#### Task to complete:
Reproduce the data exactly and drop any pictures it holds.

-- start of Input --

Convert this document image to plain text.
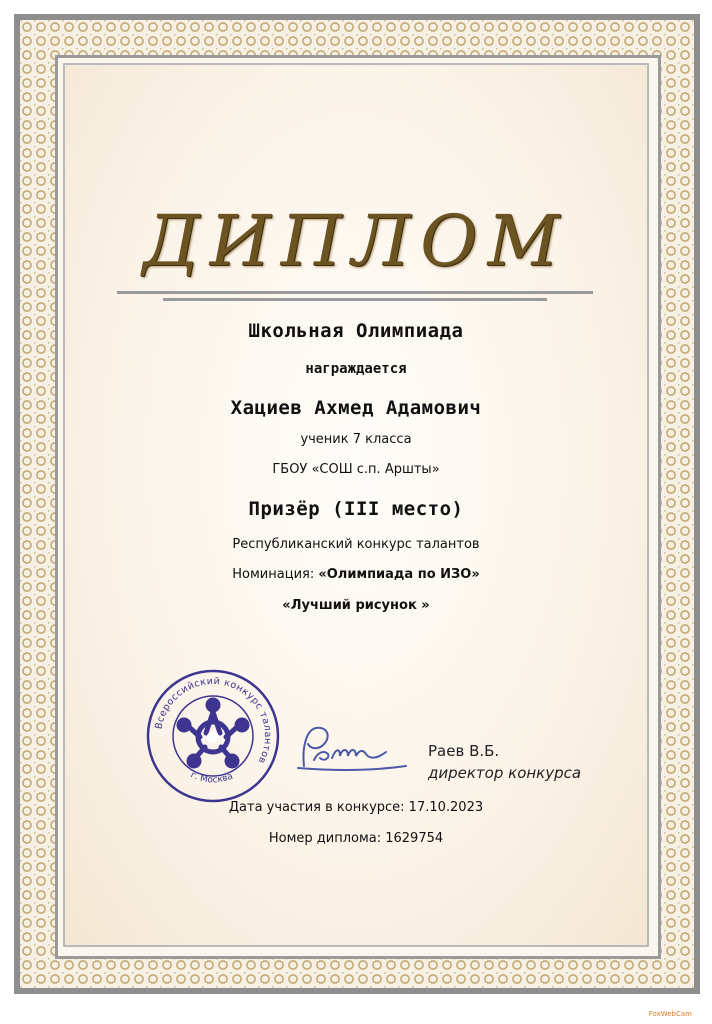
ДИПЛОМ
Школьная Олимпиада
награждается
Хациев Ахмед Адамович
ученик 7 класса
ГБОУ «СОШ с.п. Аршты»
Призёр (III место)
Республиканский конкурс талантов
Номинация: «Олимпиада по ИЗО»
«Лучший рисунок »
Всероссийский конкурс талантов
г. Москва
Раев В.Б.
директор конкурса
Дата участия в конкурсе: 17.10.2023
Номер диплома: 1629754
FoxWebCam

-- end of Input --

#### Exercise output:
Convert this document image to plain text.
ДИПЛОМ
Школьная Олимпиада
награждается
Хациев Ахмед Адамович
ученик 7 класса
ГБОУ «СОШ с.п. Аршты»
Призёр (III место)
Республиканский конкурс талантов
Номинация: «Олимпиада по ИЗО»
«Лучший рисунок »
Всероссийский конкурс талантов
г. Москва
Раев В.Б.
директор конкурса
Дата участия в конкурсе: 17.10.2023
Номер диплома: 1629754
FoxWebCam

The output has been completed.